start DATASET ENTRIES
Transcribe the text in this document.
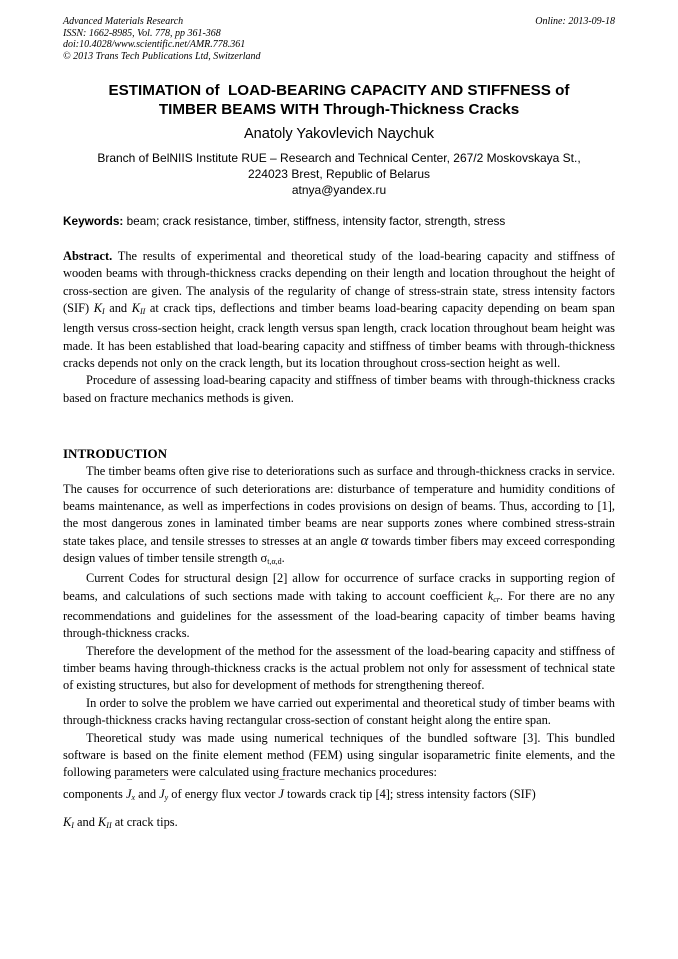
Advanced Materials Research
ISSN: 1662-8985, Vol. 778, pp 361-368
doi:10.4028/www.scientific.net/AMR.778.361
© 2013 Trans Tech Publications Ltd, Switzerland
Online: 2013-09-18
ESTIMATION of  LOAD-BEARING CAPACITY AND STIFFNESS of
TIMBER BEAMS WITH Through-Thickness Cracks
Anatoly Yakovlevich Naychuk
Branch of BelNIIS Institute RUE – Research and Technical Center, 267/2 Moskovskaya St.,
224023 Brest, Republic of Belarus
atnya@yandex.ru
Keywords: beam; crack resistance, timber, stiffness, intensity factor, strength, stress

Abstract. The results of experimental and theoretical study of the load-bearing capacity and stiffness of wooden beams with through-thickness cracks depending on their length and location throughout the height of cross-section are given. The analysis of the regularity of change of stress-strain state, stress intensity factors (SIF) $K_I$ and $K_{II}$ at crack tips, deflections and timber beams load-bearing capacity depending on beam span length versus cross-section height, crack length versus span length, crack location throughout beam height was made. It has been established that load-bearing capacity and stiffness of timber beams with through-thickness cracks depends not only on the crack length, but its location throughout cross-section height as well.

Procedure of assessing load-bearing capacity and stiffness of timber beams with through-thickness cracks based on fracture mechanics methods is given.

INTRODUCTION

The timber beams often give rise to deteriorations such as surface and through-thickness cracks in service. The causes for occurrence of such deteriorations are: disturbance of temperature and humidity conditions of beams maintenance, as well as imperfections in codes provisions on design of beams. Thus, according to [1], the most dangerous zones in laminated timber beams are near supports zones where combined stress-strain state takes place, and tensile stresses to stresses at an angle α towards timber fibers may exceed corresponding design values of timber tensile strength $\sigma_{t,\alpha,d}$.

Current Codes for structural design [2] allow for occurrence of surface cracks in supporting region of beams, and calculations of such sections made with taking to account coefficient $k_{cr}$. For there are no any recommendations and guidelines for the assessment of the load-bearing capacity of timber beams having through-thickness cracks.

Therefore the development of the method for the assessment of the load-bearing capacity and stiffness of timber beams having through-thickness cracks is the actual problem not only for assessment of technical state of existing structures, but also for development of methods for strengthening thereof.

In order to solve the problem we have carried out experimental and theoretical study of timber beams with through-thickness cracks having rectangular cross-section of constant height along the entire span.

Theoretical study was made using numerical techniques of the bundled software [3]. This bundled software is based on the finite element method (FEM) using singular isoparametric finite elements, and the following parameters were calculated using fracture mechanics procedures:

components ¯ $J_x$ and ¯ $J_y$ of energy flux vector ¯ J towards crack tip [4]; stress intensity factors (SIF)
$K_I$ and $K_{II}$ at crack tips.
end DATASET ENTRIES
# DIRECTIONS FOR THIS TASK
From the listing above, copy out each line where the word "Research" appears.

# THE RESPONSE
Advanced Materials Research
Branch of BelNIIS Institute RUE – Research and Technical Center, 267/2 Moskovskaya St.,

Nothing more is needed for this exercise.